[start Records supplied]

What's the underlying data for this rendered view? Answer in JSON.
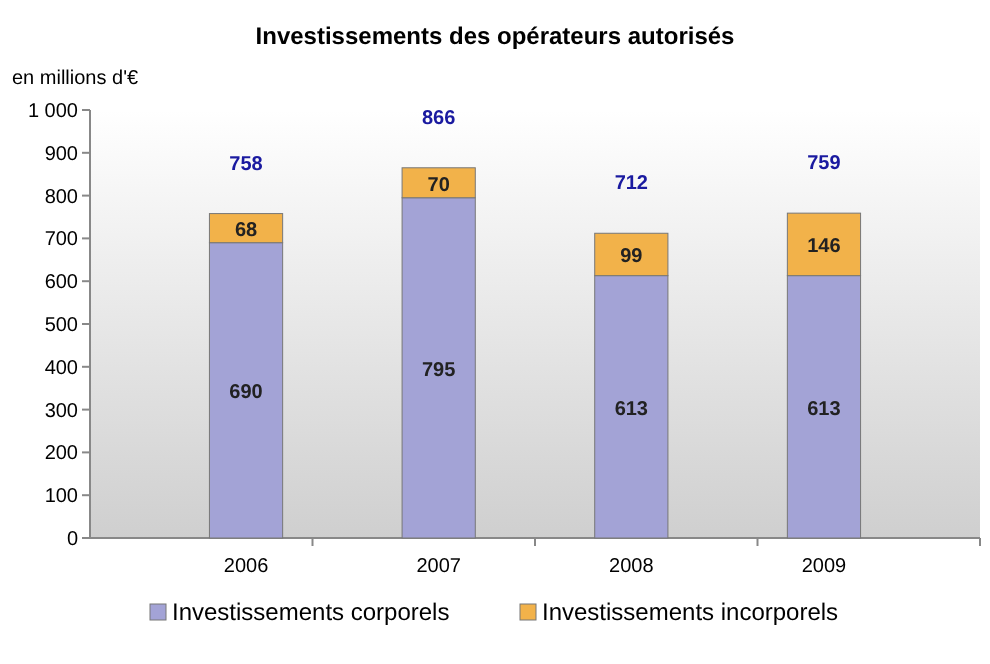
{
  "chart_data": {
    "type": "bar",
    "title": "Investissements des opérateurs autorisés",
    "ylabel": "en millions d'€",
    "categories": [
      "2006",
      "2007",
      "2008",
      "2009"
    ],
    "stacked": true,
    "series": [
      {
        "name": "Investissements corporels",
        "color": "#a3a3d6",
        "values": [
          690,
          795,
          613,
          613
        ]
      },
      {
        "name": "Investissements incorporels",
        "color": "#f2b24a",
        "values": [
          68,
          70,
          99,
          146
        ]
      }
    ],
    "ylim": [
      0,
      1000
    ],
    "yticks": [
      0,
      100,
      200,
      300,
      400,
      500,
      600,
      700,
      800,
      900,
      {
        "value": 1000,
        "label": "1 000"
      }
    ],
    "data_labels": true,
    "totals": [
      "758",
      "866",
      "712",
      "759"
    ],
    "legend": "bottom",
    "grid": false
  }
}
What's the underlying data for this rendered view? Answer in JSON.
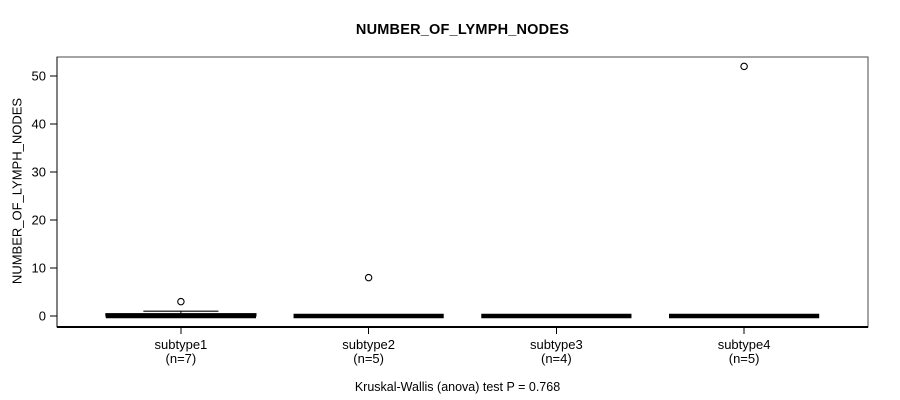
{
  "chart_data": {
    "type": "boxplot",
    "title": "NUMBER_OF_LYMPH_NODES",
    "ylabel": "NUMBER_OF_LYMPH_NODES",
    "xlabel": "",
    "footnote": "Kruskal-Wallis (anova) test P = 0.768",
    "stat_test": {
      "name": "Kruskal-Wallis (anova) test",
      "p_value": 0.768
    },
    "ylim": [
      0,
      50
    ],
    "yticks": [
      0,
      10,
      20,
      30,
      40,
      50
    ],
    "grid": false,
    "legend": "none",
    "categories": [
      "subtype1",
      "subtype2",
      "subtype3",
      "subtype4"
    ],
    "series": [
      {
        "label": "subtype1",
        "sublabel": "(n=7)",
        "n": 7,
        "q1": 0,
        "median": 0,
        "q3": 0.5,
        "whisker_low": 0,
        "whisker_high": 1,
        "outliers": [
          3
        ]
      },
      {
        "label": "subtype2",
        "sublabel": "(n=5)",
        "n": 5,
        "q1": 0,
        "median": 0,
        "q3": 0,
        "whisker_low": 0,
        "whisker_high": 0,
        "outliers": [
          8
        ]
      },
      {
        "label": "subtype3",
        "sublabel": "(n=4)",
        "n": 4,
        "q1": 0,
        "median": 0,
        "q3": 0,
        "whisker_low": 0,
        "whisker_high": 0,
        "outliers": []
      },
      {
        "label": "subtype4",
        "sublabel": "(n=5)",
        "n": 5,
        "q1": 0,
        "median": 0,
        "q3": 0,
        "whisker_low": 0,
        "whisker_high": 0,
        "outliers": [
          52
        ]
      }
    ],
    "colors": {
      "foreground": "#000000",
      "background": "#ffffff"
    }
  }
}
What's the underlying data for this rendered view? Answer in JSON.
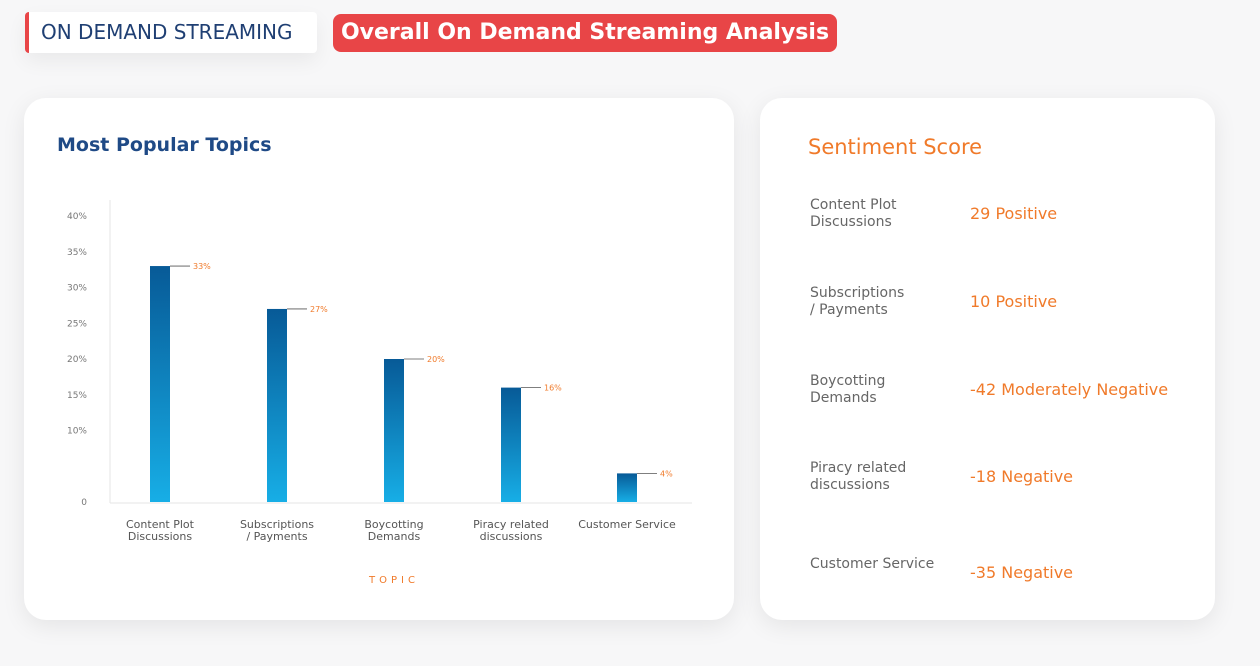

[end Records supplied]

What to work on: Repeat the data exactly in full, omitting its pictures.

Result of the task:
What's the underlying data for this rendered view? Answer in JSON.
{
  "chart_data": {
    "type": "bar",
    "title": "Investissements des opérateurs autorisés",
    "ylabel": "en millions d'€",
    "categories": [
      "2006",
      "2007",
      "2008",
      "2009"
    ],
    "stacked": true,
    "series": [
      {
        "name": "Investissements corporels",
        "color": "#a3a3d6",
        "values": [
          690,
          795,
          613,
          613
        ]
      },
      {
        "name": "Investissements incorporels",
        "color": "#f2b24a",
        "values": [
          68,
          70,
          99,
          146
        ]
      }
    ],
    "ylim": [
      0,
      1000
    ],
    "yticks": [
      0,
      100,
      200,
      300,
      400,
      500,
      600,
      700,
      800,
      900,
      {
        "value": 1000,
        "label": "1 000"
      }
    ],
    "data_labels": true,
    "totals": [
      "758",
      "866",
      "712",
      "759"
    ],
    "legend": "bottom",
    "grid": false
  }
}
What's the underlying data for this rendered view? Answer in JSON.
{
  "chart_data": {
    "type": "boxplot",
    "title": "NUMBER_OF_LYMPH_NODES",
    "ylabel": "NUMBER_OF_LYMPH_NODES",
    "xlabel": "",
    "footnote": "Kruskal-Wallis (anova) test P = 0.768",
    "stat_test": {
      "name": "Kruskal-Wallis (anova) test",
      "p_value": 0.768
    },
    "ylim": [
      0,
      50
    ],
    "yticks": [
      0,
      10,
      20,
      30,
      40,
      50
    ],
    "grid": false,
    "legend": "none",
    "categories": [
      "subtype1",
      "subtype2",
      "subtype3",
      "subtype4"
    ],
    "series": [
      {
        "label": "subtype1",
        "sublabel": "(n=7)",
        "n": 7,
        "q1": 0,
        "median": 0,
        "q3": 0.5,
        "whisker_low": 0,
        "whisker_high": 1,
        "outliers": [
          3
        ]
      },
      {
        "label": "subtype2",
        "sublabel": "(n=5)",
        "n": 5,
        "q1": 0,
        "median": 0,
        "q3": 0,
        "whisker_low": 0,
        "whisker_high": 0,
        "outliers": [
          8
        ]
      },
      {
        "label": "subtype3",
        "sublabel": "(n=4)",
        "n": 4,
        "q1": 0,
        "median": 0,
        "q3": 0,
        "whisker_low": 0,
        "whisker_high": 0,
        "outliers": []
      },
      {
        "label": "subtype4",
        "sublabel": "(n=5)",
        "n": 5,
        "q1": 0,
        "median": 0,
        "q3": 0,
        "whisker_low": 0,
        "whisker_high": 0,
        "outliers": [
          52
        ]
      }
    ],
    "colors": {
      "foreground": "#000000",
      "background": "#ffffff"
    }
  }
}
What's the underlying data for this rendered view? Answer in JSON.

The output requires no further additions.